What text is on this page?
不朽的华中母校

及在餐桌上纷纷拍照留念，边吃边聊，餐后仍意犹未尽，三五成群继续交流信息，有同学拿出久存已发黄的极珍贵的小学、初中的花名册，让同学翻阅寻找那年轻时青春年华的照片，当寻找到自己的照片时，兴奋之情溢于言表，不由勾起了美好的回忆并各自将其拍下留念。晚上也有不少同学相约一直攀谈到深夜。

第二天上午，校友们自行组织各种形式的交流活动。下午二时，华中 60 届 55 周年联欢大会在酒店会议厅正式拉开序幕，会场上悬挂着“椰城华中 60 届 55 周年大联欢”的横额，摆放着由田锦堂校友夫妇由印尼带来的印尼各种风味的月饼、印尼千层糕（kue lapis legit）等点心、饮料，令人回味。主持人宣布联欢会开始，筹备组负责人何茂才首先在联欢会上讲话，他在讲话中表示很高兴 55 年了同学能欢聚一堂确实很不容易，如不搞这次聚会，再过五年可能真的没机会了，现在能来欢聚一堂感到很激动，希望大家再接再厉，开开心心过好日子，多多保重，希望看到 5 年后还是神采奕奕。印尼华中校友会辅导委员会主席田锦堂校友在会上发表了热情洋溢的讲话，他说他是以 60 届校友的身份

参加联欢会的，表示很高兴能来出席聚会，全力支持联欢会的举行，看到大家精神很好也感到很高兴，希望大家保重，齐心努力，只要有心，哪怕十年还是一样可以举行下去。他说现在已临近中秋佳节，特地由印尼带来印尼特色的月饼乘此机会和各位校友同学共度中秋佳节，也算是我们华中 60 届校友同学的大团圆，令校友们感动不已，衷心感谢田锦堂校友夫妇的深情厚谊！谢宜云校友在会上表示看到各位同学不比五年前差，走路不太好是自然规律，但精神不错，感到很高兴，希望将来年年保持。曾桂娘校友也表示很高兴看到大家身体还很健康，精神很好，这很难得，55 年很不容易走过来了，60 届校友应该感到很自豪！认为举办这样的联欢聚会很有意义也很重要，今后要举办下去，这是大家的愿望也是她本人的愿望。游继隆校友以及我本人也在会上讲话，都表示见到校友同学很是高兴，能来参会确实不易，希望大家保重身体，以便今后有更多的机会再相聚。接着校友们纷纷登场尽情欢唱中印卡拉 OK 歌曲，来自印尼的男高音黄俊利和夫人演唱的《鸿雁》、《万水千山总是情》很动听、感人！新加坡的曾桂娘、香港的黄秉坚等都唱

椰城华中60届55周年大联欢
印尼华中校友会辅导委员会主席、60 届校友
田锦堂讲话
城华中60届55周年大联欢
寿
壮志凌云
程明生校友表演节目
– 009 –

==

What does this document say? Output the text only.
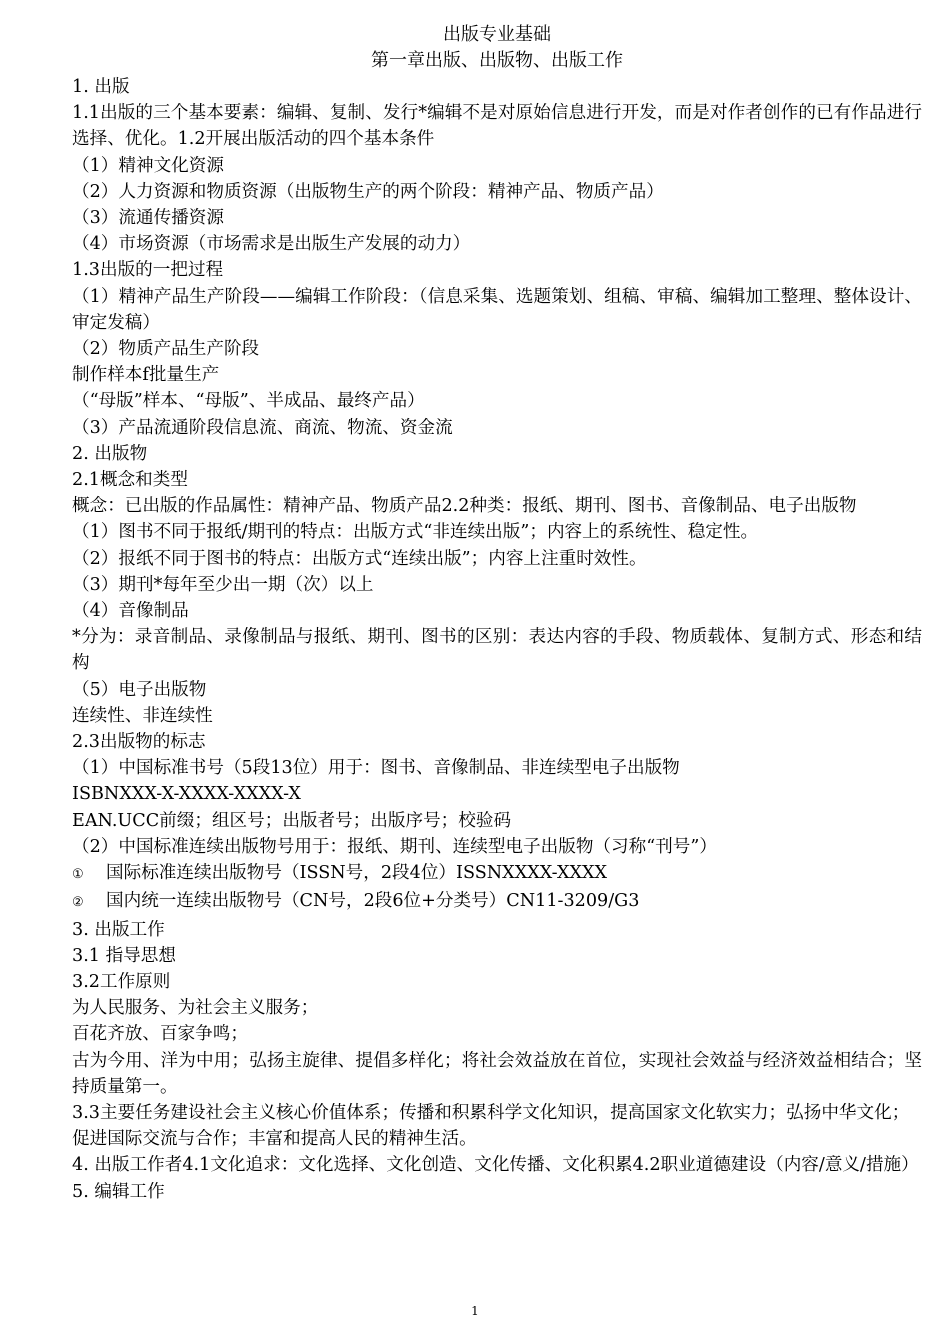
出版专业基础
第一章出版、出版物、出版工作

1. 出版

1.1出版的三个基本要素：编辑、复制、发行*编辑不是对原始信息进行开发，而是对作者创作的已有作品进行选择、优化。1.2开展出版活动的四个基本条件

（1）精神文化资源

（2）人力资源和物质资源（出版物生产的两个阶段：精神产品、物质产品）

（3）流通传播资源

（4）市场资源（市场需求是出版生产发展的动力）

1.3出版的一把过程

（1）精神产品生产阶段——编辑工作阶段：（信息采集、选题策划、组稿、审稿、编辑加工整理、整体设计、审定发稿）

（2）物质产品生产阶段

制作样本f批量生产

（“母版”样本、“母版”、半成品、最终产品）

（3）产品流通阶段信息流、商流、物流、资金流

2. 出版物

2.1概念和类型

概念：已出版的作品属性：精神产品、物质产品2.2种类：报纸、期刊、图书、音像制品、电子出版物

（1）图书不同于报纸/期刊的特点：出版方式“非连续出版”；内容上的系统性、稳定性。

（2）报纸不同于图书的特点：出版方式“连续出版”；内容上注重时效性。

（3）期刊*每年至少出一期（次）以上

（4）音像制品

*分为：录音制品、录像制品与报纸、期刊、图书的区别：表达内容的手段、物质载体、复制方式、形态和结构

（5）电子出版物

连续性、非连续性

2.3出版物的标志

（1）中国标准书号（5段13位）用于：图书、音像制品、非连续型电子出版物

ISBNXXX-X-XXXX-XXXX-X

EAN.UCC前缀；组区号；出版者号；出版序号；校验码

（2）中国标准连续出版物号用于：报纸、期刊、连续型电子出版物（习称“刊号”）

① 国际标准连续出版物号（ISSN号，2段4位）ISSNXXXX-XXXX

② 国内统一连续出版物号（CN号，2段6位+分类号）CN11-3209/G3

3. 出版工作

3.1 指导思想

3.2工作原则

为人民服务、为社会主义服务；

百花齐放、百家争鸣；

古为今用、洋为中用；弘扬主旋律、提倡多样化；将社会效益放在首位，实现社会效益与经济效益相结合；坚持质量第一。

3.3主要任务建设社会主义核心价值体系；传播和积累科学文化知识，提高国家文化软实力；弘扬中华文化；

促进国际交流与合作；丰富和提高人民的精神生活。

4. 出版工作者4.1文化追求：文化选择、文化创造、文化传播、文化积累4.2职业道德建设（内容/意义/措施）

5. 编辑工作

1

* * *

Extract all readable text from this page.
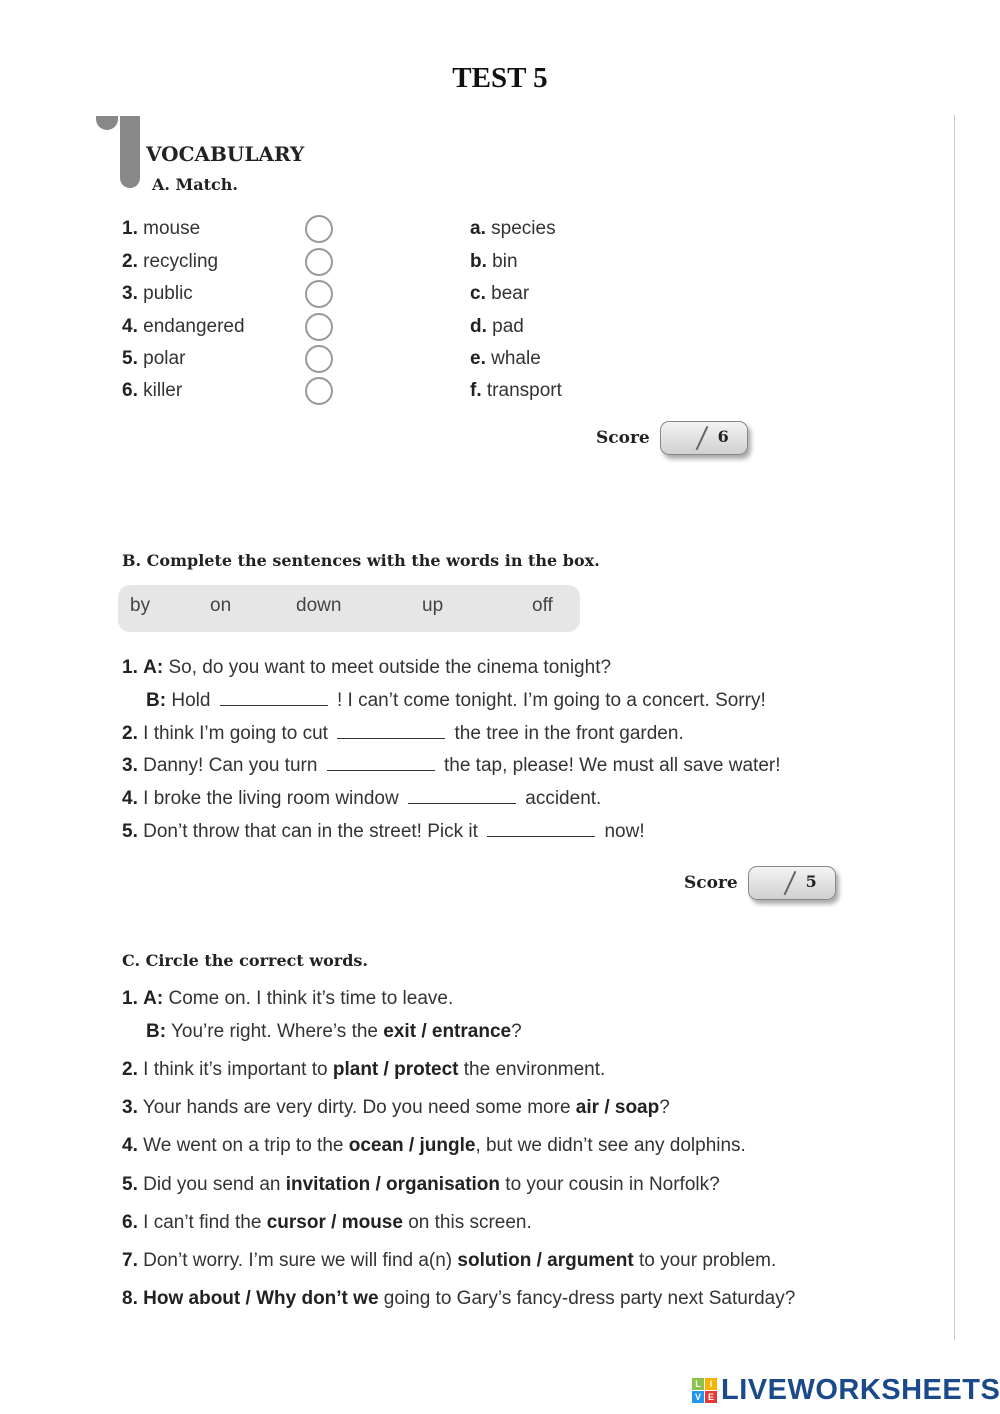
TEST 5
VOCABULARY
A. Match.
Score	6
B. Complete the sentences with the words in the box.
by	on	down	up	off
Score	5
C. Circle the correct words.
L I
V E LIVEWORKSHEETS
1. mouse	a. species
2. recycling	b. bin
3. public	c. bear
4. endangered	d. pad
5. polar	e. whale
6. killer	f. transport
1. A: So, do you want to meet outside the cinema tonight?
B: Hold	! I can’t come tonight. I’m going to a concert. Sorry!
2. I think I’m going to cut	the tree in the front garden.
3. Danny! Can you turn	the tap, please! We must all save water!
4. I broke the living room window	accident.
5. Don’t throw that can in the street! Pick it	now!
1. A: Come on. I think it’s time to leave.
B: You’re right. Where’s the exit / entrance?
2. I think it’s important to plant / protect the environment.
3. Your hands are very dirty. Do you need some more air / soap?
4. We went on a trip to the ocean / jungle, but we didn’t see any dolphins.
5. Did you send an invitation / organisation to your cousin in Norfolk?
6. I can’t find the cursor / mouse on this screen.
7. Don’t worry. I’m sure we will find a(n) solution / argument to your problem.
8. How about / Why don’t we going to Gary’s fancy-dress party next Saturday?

## Task description
Check each line of the data above for the word "What" and say how many lines have it. Give the number alone.

## Response to this exercise
2